#### TASK TO COMPLETE:
Transcribe the entries that follow exactly as they appear, minus pictures.

#### SUPPLIED ENTRIES:
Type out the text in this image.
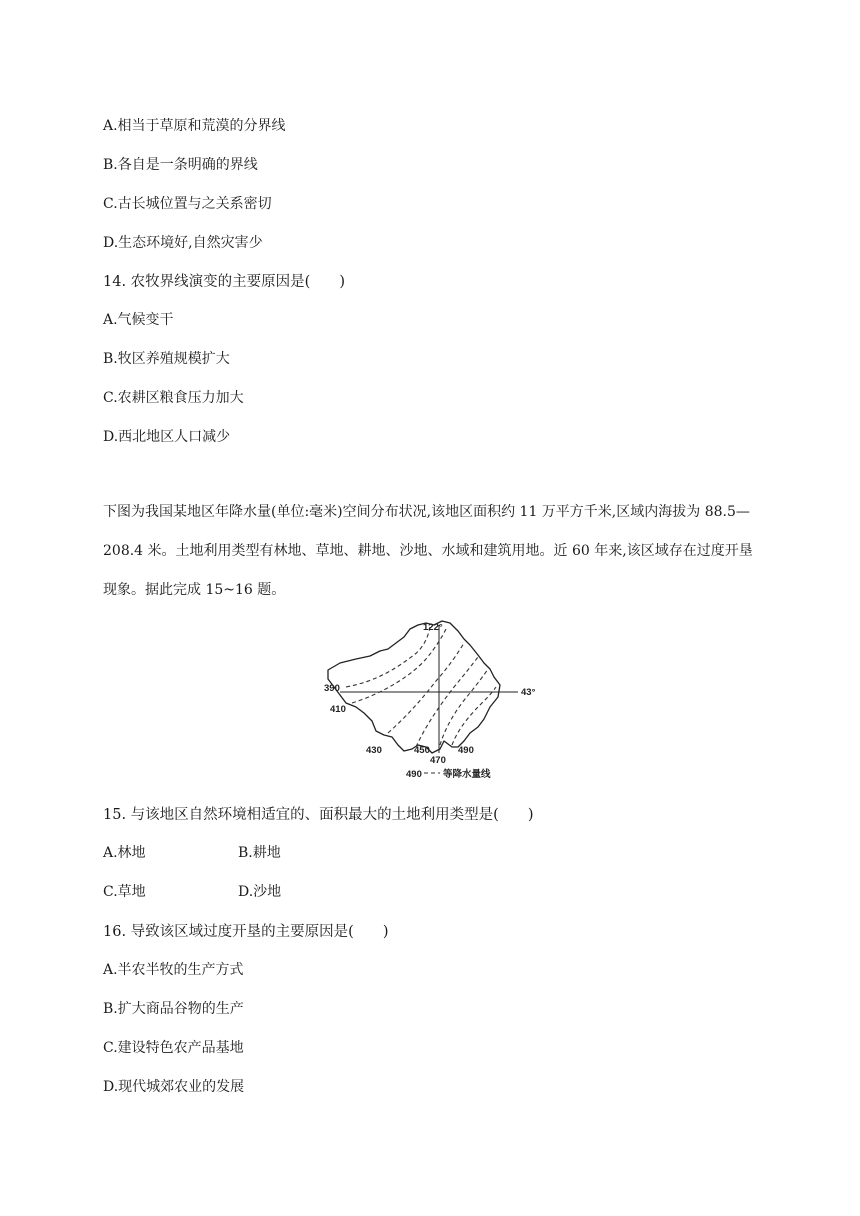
A.相当于草原和荒漠的分界线
B.各自是一条明确的界线
C.古长城位置与之关系密切
D.生态环境好,自然灾害少
14. 农牧界线演变的主要原因是(　　)
A.气候变干
B.牧区养殖规模扩大
C.农耕区粮食压力加大
D.西北地区人口减少
下图为我国某地区年降水量(单位:毫米)空间分布状况,该地区面积约 11 万平方千米,区域内海拔为 88.5—208.4 米。土地利用类型有林地、草地、耕地、沙地、水域和建筑用地。近 60 年来,该区域存在过度开垦现象。据此完成 15~16 题。
122°
43°
390
410
430	450
470
490
490 等降水量线
15. 与该地区自然环境相适宜的、面积最大的土地利用类型是(　　)
A.林地	B.耕地
C.草地	D.沙地
16. 导致该区域过度开垦的主要原因是(　　)
A.半农半牧的生产方式
B.扩大商品谷物的生产
C.建设特色农产品基地
D.现代城郊农业的发展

#### REPLY:
Type out the text in this image.
A.相当于草原和荒漠的分界线
B.各自是一条明确的界线
C.古长城位置与之关系密切
D.生态环境好,自然灾害少
14. 农牧界线演变的主要原因是(　　)
A.气候变干
B.牧区养殖规模扩大
C.农耕区粮食压力加大
D.西北地区人口减少
下图为我国某地区年降水量(单位:毫米)空间分布状况,该地区面积约 11 万平方千米,区域内海拔为 88.5—208.4 米。土地利用类型有林地、草地、耕地、沙地、水域和建筑用地。近 60 年来,该区域存在过度开垦现象。据此完成 15~16 题。
122°
43°
390
410
430	450
470
490
490 等降水量线
15. 与该地区自然环境相适宜的、面积最大的土地利用类型是(　　)
A.林地	B.耕地
C.草地	D.沙地
16. 导致该区域过度开垦的主要原因是(　　)
A.半农半牧的生产方式
B.扩大商品谷物的生产
C.建设特色农产品基地
D.现代城郊农业的发展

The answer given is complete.